■ **The problem**
Using the records that follow, copy every line containing the word "right".

■ **Listing**
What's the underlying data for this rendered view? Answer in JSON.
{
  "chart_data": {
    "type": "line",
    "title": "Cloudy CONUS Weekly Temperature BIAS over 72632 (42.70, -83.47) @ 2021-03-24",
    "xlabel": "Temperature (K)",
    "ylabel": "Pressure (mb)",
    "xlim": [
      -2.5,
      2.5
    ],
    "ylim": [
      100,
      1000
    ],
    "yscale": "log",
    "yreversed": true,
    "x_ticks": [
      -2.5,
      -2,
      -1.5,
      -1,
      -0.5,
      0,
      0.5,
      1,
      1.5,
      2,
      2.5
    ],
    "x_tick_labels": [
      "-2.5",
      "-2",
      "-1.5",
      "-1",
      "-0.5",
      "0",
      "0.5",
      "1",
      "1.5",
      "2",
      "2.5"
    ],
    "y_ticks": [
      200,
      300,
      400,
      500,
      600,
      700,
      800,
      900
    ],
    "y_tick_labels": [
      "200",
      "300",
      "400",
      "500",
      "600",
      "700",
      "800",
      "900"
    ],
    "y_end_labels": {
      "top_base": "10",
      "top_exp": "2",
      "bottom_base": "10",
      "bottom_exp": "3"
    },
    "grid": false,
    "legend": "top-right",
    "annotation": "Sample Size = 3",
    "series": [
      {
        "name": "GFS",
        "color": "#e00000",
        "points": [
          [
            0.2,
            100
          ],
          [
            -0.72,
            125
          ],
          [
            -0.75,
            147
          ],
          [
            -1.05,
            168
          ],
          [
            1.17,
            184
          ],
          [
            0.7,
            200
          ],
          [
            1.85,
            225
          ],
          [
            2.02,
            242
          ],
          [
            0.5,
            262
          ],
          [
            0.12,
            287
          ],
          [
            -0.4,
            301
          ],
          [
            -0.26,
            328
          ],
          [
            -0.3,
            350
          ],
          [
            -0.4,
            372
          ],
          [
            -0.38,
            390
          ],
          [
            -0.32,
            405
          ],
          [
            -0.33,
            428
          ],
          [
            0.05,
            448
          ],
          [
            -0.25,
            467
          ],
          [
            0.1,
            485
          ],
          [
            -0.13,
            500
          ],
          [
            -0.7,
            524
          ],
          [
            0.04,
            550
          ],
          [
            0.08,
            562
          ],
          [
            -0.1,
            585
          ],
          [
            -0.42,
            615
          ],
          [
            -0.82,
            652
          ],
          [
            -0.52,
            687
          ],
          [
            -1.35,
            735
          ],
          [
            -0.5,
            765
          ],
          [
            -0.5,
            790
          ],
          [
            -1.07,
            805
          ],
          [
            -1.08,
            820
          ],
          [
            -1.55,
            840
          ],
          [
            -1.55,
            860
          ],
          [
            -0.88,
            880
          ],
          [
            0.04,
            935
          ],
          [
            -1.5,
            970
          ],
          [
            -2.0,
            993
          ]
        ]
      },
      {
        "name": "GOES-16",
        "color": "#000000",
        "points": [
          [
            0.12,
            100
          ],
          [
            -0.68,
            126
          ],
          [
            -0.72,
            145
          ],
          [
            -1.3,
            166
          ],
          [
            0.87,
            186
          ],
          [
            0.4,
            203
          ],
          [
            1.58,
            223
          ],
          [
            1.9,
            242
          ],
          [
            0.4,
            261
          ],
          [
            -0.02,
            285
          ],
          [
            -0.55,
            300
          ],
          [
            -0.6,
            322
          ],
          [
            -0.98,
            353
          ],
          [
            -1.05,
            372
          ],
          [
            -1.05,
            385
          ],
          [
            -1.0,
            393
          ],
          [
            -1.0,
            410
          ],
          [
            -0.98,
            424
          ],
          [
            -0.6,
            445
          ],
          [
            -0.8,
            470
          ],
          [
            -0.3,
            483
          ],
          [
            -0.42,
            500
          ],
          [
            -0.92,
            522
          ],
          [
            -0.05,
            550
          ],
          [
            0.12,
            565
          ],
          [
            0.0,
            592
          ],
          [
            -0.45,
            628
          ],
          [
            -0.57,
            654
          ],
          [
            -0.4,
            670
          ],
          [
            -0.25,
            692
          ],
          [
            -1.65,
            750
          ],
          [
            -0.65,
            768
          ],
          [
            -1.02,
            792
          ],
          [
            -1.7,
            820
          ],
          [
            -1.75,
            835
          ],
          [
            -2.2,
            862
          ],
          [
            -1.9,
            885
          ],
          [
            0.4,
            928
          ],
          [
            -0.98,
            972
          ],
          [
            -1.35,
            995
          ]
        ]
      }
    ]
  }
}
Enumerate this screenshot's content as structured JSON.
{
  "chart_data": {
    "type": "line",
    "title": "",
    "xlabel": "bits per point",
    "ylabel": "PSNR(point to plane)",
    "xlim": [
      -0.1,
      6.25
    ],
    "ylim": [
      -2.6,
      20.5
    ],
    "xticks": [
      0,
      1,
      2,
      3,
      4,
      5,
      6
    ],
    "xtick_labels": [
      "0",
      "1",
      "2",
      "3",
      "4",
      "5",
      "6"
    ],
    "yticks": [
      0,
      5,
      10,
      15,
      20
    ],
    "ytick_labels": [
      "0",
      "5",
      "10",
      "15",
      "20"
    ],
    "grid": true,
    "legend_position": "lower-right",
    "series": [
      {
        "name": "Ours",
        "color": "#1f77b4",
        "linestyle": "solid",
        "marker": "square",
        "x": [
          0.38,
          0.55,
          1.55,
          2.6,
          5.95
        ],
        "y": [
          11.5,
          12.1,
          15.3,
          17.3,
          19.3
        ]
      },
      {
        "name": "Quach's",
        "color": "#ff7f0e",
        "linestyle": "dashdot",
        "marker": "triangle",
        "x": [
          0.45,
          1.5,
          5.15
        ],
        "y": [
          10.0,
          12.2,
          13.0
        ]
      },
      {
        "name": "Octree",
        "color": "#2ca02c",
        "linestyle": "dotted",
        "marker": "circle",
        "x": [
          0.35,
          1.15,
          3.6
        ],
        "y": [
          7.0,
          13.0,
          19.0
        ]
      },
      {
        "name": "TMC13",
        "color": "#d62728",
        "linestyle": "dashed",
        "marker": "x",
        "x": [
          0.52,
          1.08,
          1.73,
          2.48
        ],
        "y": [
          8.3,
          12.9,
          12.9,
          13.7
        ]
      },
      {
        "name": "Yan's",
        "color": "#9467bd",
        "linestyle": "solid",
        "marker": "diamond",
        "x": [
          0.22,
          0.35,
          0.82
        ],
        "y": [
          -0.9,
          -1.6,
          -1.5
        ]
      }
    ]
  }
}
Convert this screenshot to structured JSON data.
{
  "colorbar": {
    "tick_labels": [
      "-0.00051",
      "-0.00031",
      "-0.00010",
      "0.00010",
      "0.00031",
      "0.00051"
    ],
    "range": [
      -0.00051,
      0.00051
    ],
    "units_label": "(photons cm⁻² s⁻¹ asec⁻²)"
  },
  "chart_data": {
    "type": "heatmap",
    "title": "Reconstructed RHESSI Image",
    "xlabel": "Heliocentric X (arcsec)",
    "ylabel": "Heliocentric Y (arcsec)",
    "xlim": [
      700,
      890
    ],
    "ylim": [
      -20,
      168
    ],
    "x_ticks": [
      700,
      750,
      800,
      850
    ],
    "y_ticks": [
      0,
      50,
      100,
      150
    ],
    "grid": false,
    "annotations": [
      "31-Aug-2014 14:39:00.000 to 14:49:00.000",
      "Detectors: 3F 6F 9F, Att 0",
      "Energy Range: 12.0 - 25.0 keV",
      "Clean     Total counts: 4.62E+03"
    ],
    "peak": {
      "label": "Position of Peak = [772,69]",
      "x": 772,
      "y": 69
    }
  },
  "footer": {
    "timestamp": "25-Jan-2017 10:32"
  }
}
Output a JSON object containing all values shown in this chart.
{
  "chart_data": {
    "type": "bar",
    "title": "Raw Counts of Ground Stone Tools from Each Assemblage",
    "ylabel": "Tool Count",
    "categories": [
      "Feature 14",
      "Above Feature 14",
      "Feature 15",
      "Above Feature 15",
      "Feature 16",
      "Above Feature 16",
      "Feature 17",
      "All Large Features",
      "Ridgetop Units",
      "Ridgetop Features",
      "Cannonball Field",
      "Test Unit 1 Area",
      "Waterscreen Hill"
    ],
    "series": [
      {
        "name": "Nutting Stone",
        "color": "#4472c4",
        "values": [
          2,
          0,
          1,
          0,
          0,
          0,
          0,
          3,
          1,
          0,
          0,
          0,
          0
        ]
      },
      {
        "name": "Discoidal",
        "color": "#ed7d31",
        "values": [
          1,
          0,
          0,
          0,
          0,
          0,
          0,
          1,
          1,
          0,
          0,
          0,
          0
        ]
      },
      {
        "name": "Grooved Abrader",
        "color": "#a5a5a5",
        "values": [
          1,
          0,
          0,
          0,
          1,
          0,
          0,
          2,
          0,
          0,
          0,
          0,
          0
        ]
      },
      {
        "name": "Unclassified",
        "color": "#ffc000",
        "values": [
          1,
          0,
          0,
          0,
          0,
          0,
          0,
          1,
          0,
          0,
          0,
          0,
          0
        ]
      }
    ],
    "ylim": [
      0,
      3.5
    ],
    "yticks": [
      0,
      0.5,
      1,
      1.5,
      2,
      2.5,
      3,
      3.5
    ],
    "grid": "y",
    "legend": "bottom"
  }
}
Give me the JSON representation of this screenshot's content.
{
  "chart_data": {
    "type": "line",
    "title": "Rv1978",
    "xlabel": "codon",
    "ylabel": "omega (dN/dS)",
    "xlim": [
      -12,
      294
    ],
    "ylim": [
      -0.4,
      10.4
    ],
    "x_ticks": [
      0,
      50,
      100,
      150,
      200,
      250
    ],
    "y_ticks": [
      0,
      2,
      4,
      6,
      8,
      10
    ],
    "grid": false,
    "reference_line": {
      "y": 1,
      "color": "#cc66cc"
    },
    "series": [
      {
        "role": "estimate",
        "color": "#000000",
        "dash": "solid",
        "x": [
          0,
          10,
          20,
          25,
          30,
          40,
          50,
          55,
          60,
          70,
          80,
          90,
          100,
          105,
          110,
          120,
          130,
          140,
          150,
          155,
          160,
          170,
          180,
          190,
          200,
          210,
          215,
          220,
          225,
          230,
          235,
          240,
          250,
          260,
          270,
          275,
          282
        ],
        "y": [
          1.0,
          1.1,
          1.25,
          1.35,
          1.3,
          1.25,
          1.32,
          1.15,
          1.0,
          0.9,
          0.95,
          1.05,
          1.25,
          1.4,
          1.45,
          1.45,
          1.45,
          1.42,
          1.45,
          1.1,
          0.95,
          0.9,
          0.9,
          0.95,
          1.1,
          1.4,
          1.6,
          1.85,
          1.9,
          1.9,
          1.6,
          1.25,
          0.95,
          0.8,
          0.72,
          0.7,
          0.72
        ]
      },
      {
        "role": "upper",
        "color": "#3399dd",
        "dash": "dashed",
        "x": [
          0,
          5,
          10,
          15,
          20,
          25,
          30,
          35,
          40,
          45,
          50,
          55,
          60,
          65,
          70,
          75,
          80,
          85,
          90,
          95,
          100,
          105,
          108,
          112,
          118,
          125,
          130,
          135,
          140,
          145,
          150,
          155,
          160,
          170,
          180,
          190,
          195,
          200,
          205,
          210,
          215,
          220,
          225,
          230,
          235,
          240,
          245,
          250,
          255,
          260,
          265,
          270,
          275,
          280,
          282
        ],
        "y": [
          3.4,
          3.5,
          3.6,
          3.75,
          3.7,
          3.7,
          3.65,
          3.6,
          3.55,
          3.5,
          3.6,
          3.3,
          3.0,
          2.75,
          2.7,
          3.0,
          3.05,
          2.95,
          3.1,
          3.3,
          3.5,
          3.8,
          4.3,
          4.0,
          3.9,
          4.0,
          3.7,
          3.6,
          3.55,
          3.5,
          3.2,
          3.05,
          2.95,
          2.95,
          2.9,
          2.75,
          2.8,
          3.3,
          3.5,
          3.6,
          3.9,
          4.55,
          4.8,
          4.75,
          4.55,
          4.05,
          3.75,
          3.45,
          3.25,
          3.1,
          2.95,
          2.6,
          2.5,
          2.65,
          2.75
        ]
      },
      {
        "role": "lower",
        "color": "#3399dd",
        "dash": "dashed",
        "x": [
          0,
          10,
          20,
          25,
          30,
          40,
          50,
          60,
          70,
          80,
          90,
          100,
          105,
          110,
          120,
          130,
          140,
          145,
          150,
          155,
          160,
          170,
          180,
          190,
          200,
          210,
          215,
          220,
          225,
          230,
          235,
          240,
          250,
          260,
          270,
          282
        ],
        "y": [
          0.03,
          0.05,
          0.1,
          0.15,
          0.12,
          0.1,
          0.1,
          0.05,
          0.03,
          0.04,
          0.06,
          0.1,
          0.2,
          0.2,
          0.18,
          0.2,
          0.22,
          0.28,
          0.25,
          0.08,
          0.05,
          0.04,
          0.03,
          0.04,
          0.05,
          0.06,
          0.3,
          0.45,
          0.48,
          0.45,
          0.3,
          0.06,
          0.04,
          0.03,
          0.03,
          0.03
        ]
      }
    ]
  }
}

■ **Answer to this exercise**
    "legend": "top-right",
    "legend_position": "lower-right",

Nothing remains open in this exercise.